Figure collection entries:
# # # #

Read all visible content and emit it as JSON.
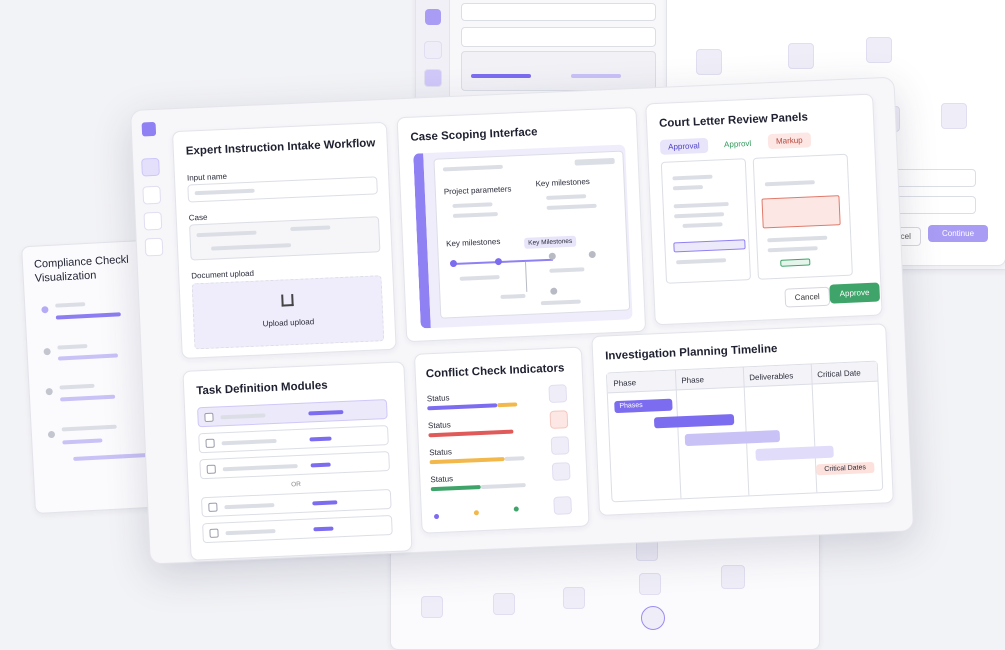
{
  "background": {
    "left_card": {
      "title_lines": [
        "Compliance Checkl",
        "Visualization"
      ]
    },
    "right_card": {
      "buttons": [
        "Cancel",
        "Continue"
      ]
    }
  },
  "intake": {
    "title": "Expert Instruction Intake Workflow",
    "input_label": "Input name",
    "case_label": "Case",
    "upload_label": "Document upload",
    "upload_button": "Upload upload"
  },
  "scoping": {
    "title": "Case Scoping Interface",
    "labels": [
      "Project parameters",
      "Key milestones",
      "Key milestones"
    ],
    "tooltip": "Key Milestones"
  },
  "review": {
    "title": "Court Letter Review Panels",
    "tabs": [
      "Approval",
      "Approvl",
      "Markup"
    ],
    "buttons": [
      "Cancel",
      "Approve"
    ]
  },
  "tasks": {
    "title": "Task Definition Modules",
    "separator": "OR"
  },
  "conflict": {
    "title": "Conflict Check Indicators",
    "status_labels": [
      "Status",
      "Status",
      "Status",
      "Status"
    ]
  },
  "timeline": {
    "title": "Investigation Planning Timeline",
    "columns": [
      "Phase",
      "Phase",
      "Deliverables",
      "Critical Date"
    ],
    "bar_label": "Phases",
    "tag": "Critical Dates"
  }
}
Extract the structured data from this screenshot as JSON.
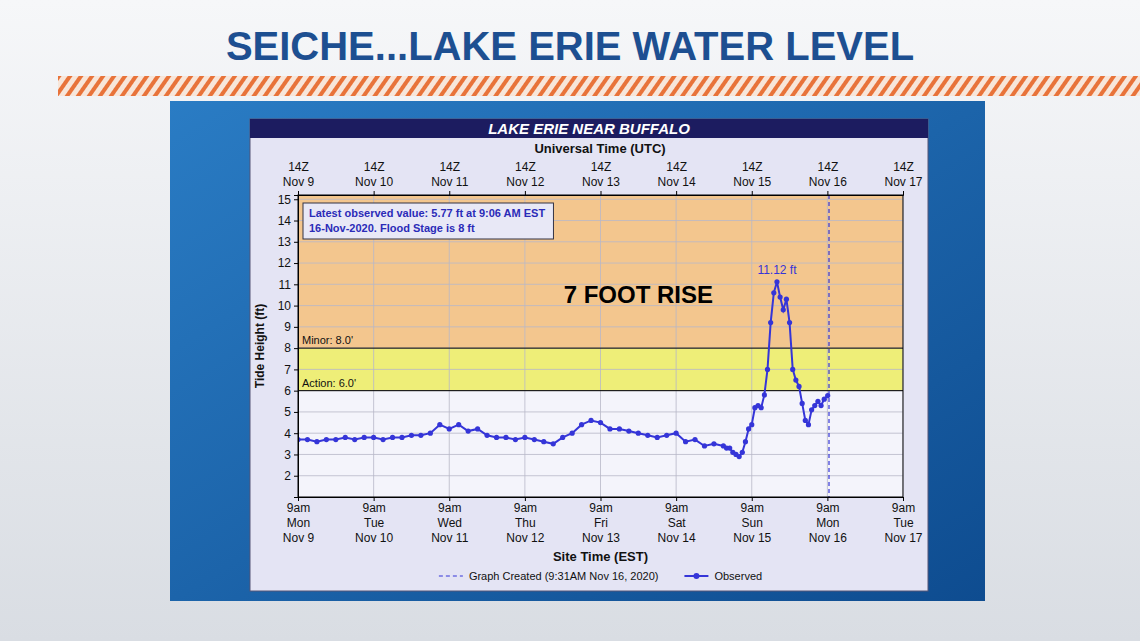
{
  "chart_data": {
    "type": "line",
    "headline": "SEICHE...LAKE ERIE WATER LEVEL",
    "title": "LAKE ERIE NEAR BUFFALO",
    "x2_label": "Universal Time (UTC)",
    "x_label": "Site Time (EST)",
    "y_label": "Tide Height (ft)",
    "xlim": [
      "2020-11-09T09:00",
      "2020-11-17T09:00"
    ],
    "xticks": [
      {
        "value": "2020-11-09T09:00",
        "label": "9am\nMon\nNov 9"
      },
      {
        "value": "2020-11-10T09:00",
        "label": "9am\nTue\nNov 10"
      },
      {
        "value": "2020-11-11T09:00",
        "label": "9am\nWed\nNov 11"
      },
      {
        "value": "2020-11-12T09:00",
        "label": "9am\nThu\nNov 12"
      },
      {
        "value": "2020-11-13T09:00",
        "label": "9am\nFri\nNov 13"
      },
      {
        "value": "2020-11-14T09:00",
        "label": "9am\nSat\nNov 14"
      },
      {
        "value": "2020-11-15T09:00",
        "label": "9am\nSun\nNov 15"
      },
      {
        "value": "2020-11-16T09:00",
        "label": "9am\nMon\nNov 16"
      },
      {
        "value": "2020-11-17T09:00",
        "label": "9am\nTue\nNov 17"
      }
    ],
    "x2ticks": [
      {
        "value": "2020-11-09T09:00",
        "label": "14Z\nNov 9"
      },
      {
        "value": "2020-11-10T09:00",
        "label": "14Z\nNov 10"
      },
      {
        "value": "2020-11-11T09:00",
        "label": "14Z\nNov 11"
      },
      {
        "value": "2020-11-12T09:00",
        "label": "14Z\nNov 12"
      },
      {
        "value": "2020-11-13T09:00",
        "label": "14Z\nNov 13"
      },
      {
        "value": "2020-11-14T09:00",
        "label": "14Z\nNov 14"
      },
      {
        "value": "2020-11-15T09:00",
        "label": "14Z\nNov 15"
      },
      {
        "value": "2020-11-16T09:00",
        "label": "14Z\nNov 16"
      },
      {
        "value": "2020-11-17T09:00",
        "label": "14Z\nNov 17"
      }
    ],
    "ylim": [
      1,
      15.2
    ],
    "yticks": [
      2,
      3,
      4,
      5,
      6,
      7,
      8,
      9,
      10,
      11,
      12,
      13,
      14,
      15
    ],
    "grid": true,
    "legend": "bottom",
    "x": [
      "2020-11-09T09:00",
      "2020-11-09T12:00",
      "2020-11-09T15:00",
      "2020-11-09T18:00",
      "2020-11-09T21:00",
      "2020-11-10T00:00",
      "2020-11-10T03:00",
      "2020-11-10T06:00",
      "2020-11-10T09:00",
      "2020-11-10T12:00",
      "2020-11-10T15:00",
      "2020-11-10T18:00",
      "2020-11-10T21:00",
      "2020-11-11T00:00",
      "2020-11-11T03:00",
      "2020-11-11T06:00",
      "2020-11-11T09:00",
      "2020-11-11T12:00",
      "2020-11-11T15:00",
      "2020-11-11T18:00",
      "2020-11-11T21:00",
      "2020-11-12T00:00",
      "2020-11-12T03:00",
      "2020-11-12T06:00",
      "2020-11-12T09:00",
      "2020-11-12T12:00",
      "2020-11-12T15:00",
      "2020-11-12T18:00",
      "2020-11-12T21:00",
      "2020-11-13T00:00",
      "2020-11-13T03:00",
      "2020-11-13T06:00",
      "2020-11-13T09:00",
      "2020-11-13T12:00",
      "2020-11-13T15:00",
      "2020-11-13T18:00",
      "2020-11-13T21:00",
      "2020-11-14T00:00",
      "2020-11-14T03:00",
      "2020-11-14T06:00",
      "2020-11-14T09:00",
      "2020-11-14T12:00",
      "2020-11-14T15:00",
      "2020-11-14T18:00",
      "2020-11-14T21:00",
      "2020-11-15T00:00",
      "2020-11-15T01:00",
      "2020-11-15T02:00",
      "2020-11-15T03:00",
      "2020-11-15T04:00",
      "2020-11-15T05:00",
      "2020-11-15T06:00",
      "2020-11-15T07:00",
      "2020-11-15T08:00",
      "2020-11-15T09:00",
      "2020-11-15T10:00",
      "2020-11-15T11:00",
      "2020-11-15T12:00",
      "2020-11-15T13:00",
      "2020-11-15T14:00",
      "2020-11-15T15:00",
      "2020-11-15T16:00",
      "2020-11-15T17:00",
      "2020-11-15T18:00",
      "2020-11-15T19:00",
      "2020-11-15T20:00",
      "2020-11-15T21:00",
      "2020-11-15T22:00",
      "2020-11-15T23:00",
      "2020-11-16T00:00",
      "2020-11-16T01:00",
      "2020-11-16T02:00",
      "2020-11-16T03:00",
      "2020-11-16T04:00",
      "2020-11-16T05:00",
      "2020-11-16T06:00",
      "2020-11-16T07:00",
      "2020-11-16T08:00",
      "2020-11-16T09:06"
    ],
    "series": [
      {
        "name": "Observed",
        "color": "#3535d8",
        "marker": "circle",
        "line_style": "solid",
        "values": [
          3.7,
          3.7,
          3.6,
          3.7,
          3.7,
          3.8,
          3.7,
          3.8,
          3.8,
          3.7,
          3.8,
          3.8,
          3.9,
          3.9,
          4.0,
          4.4,
          4.2,
          4.4,
          4.1,
          4.2,
          3.9,
          3.8,
          3.8,
          3.7,
          3.8,
          3.7,
          3.6,
          3.5,
          3.8,
          4.0,
          4.4,
          4.6,
          4.5,
          4.2,
          4.2,
          4.1,
          4.0,
          3.9,
          3.8,
          3.9,
          4.0,
          3.6,
          3.7,
          3.4,
          3.5,
          3.4,
          3.3,
          3.3,
          3.1,
          3.0,
          2.9,
          3.1,
          3.6,
          4.2,
          4.4,
          5.2,
          5.3,
          5.2,
          5.8,
          7.0,
          9.2,
          10.6,
          11.12,
          10.4,
          9.8,
          10.3,
          9.2,
          7.0,
          6.5,
          6.2,
          5.4,
          4.6,
          4.4,
          5.1,
          5.3,
          5.5,
          5.3,
          5.6,
          5.77
        ]
      }
    ],
    "thresholds": [
      {
        "value": 8,
        "label": "Minor: 8.0'",
        "color": "#f3c68e"
      },
      {
        "value": 6,
        "label": "Action: 6.0'",
        "color": "#eeee78"
      }
    ],
    "info_box": [
      "Latest observed value: 5.77 ft at 9:06 AM EST",
      "16-Nov-2020. Flood Stage is 8 ft"
    ],
    "annotations": [
      {
        "text": "7 FOOT RISE",
        "x": "2020-11-13T21:00",
        "y": 10.5,
        "color": "#000000"
      },
      {
        "text": "11.12 ft",
        "x": "2020-11-15T17:00",
        "y": 11.12,
        "color": "#3535d8"
      }
    ],
    "graph_created": {
      "x": "2020-11-16T09:31",
      "label": "Graph Created (9:31AM Nov 16, 2020)",
      "color": "#3535d8",
      "line_style": "dashed"
    }
  }
}
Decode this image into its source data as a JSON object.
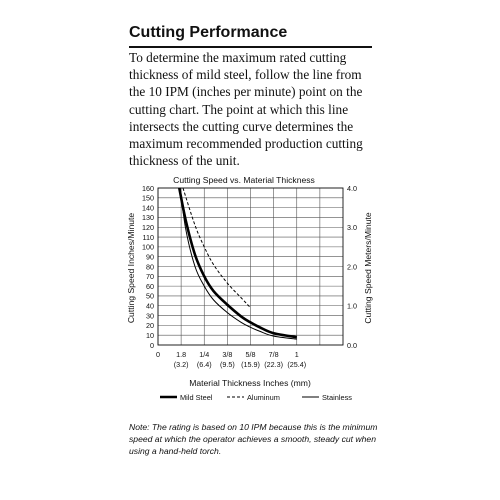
{
  "heading": "Cutting Performance",
  "intro": "To determine the maximum rated cutting thickness of mild steel, follow the line from the 10 IPM (inches per minute) point on the cutting chart. The point at which this line intersects the cutting curve determines the maximum recommended production cutting thickness of the unit.",
  "note": "Note: The rating is based on 10 IPM because this is the minimum speed at which the operator achieves a smooth, steady cut when using a hand-held torch.",
  "chart_data": {
    "type": "line",
    "title": "Cutting Speed vs. Material Thickness",
    "xlabel": "Material Thickness Inches (mm)",
    "ylabel": "Cutting Speed Inches/Minute",
    "y2label": "Cutting Speed Meters/Minute",
    "xlim": [
      0,
      1
    ],
    "ylim": [
      0,
      160
    ],
    "y2lim": [
      0,
      4.0
    ],
    "grid": true,
    "legend_position": "bottom",
    "x_ticks": [
      {
        "value": 0,
        "label": "0",
        "sub": ""
      },
      {
        "value": 0.125,
        "label": "1.8",
        "sub": "(3.2)"
      },
      {
        "value": 0.25,
        "label": "1/4",
        "sub": "(6.4)"
      },
      {
        "value": 0.375,
        "label": "3/8",
        "sub": "(9.5)"
      },
      {
        "value": 0.5,
        "label": "5/8",
        "sub": "(15.9)"
      },
      {
        "value": 0.625,
        "label": "7/8",
        "sub": "(22.3)"
      },
      {
        "value": 0.75,
        "label": "1",
        "sub": "(25.4)"
      }
    ],
    "x_grid_extra": [
      0.875
    ],
    "y_ticks": [
      0,
      10,
      20,
      30,
      40,
      50,
      60,
      70,
      80,
      90,
      100,
      110,
      120,
      130,
      140,
      150,
      160
    ],
    "y2_ticks": [
      {
        "value": 0.0,
        "label": "0.0"
      },
      {
        "value": 1.0,
        "label": "1.0"
      },
      {
        "value": 2.0,
        "label": "2.0"
      },
      {
        "value": 3.0,
        "label": "3.0"
      },
      {
        "value": 4.0,
        "label": "4.0"
      }
    ],
    "series": [
      {
        "name": "Mild Steel",
        "style": "thick",
        "x": [
          0.115,
          0.15,
          0.2,
          0.25,
          0.3,
          0.375,
          0.45,
          0.5,
          0.55,
          0.625,
          0.75
        ],
        "y": [
          160,
          127,
          92,
          70,
          55,
          41,
          29,
          23,
          18,
          12,
          8
        ]
      },
      {
        "name": "Aluminum",
        "style": "dashed",
        "x": [
          0.135,
          0.2,
          0.25,
          0.3,
          0.375,
          0.45,
          0.5
        ],
        "y": [
          160,
          122,
          100,
          82,
          63,
          48,
          38
        ]
      },
      {
        "name": "Stainless",
        "style": "thin",
        "x": [
          0.12,
          0.15,
          0.2,
          0.25,
          0.3,
          0.375,
          0.45,
          0.5,
          0.55,
          0.625,
          0.75
        ],
        "y": [
          160,
          118,
          80,
          60,
          46,
          33,
          23,
          18,
          14,
          9,
          6
        ]
      }
    ]
  }
}
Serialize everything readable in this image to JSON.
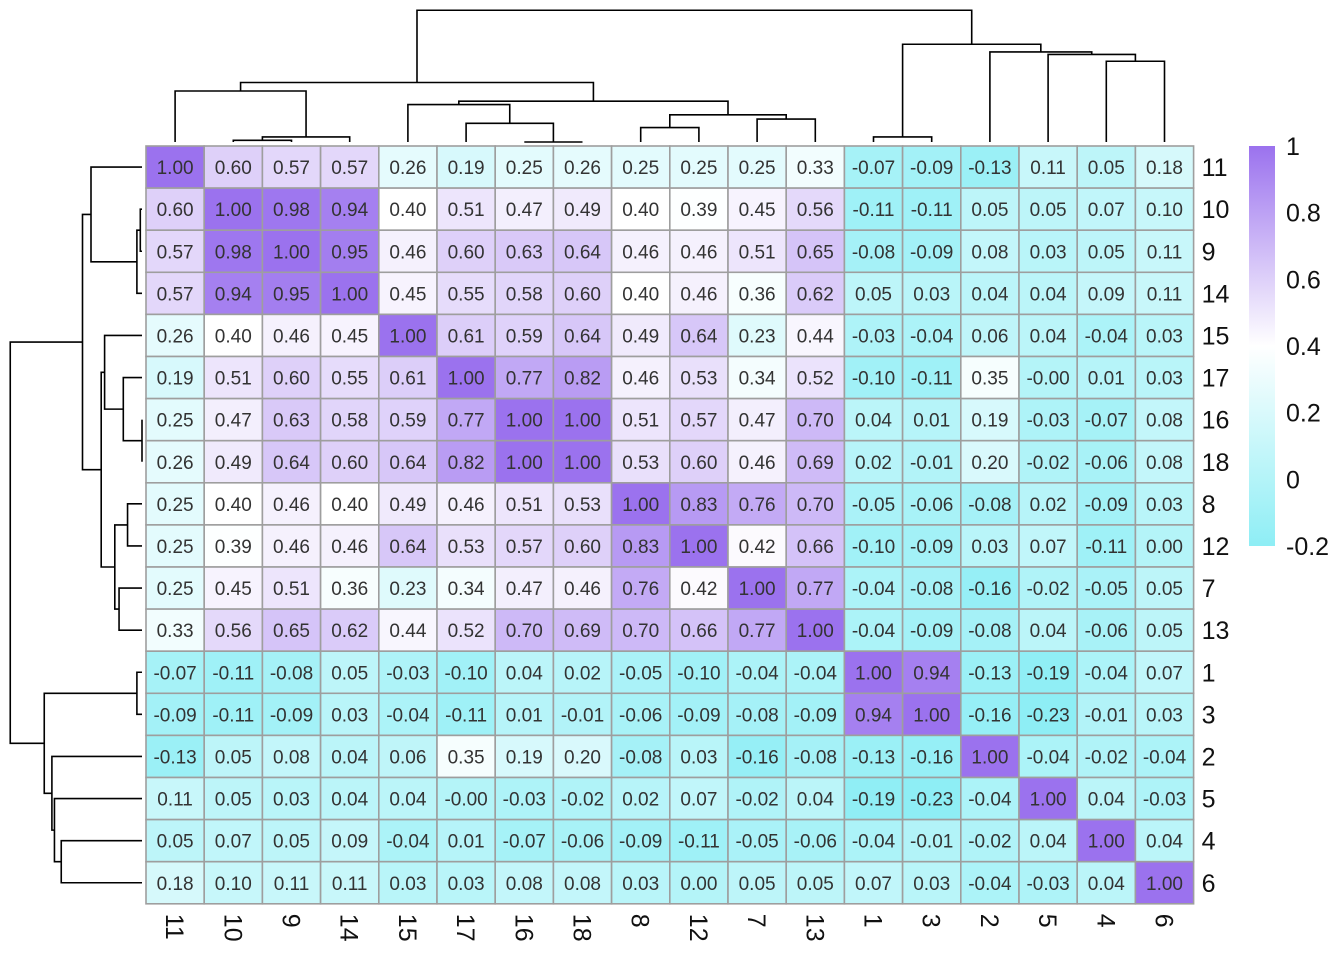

# # # #

## What is being asked
State how many lines of the listing above hold the word "name", with nothing but the number.

## Correct answer
5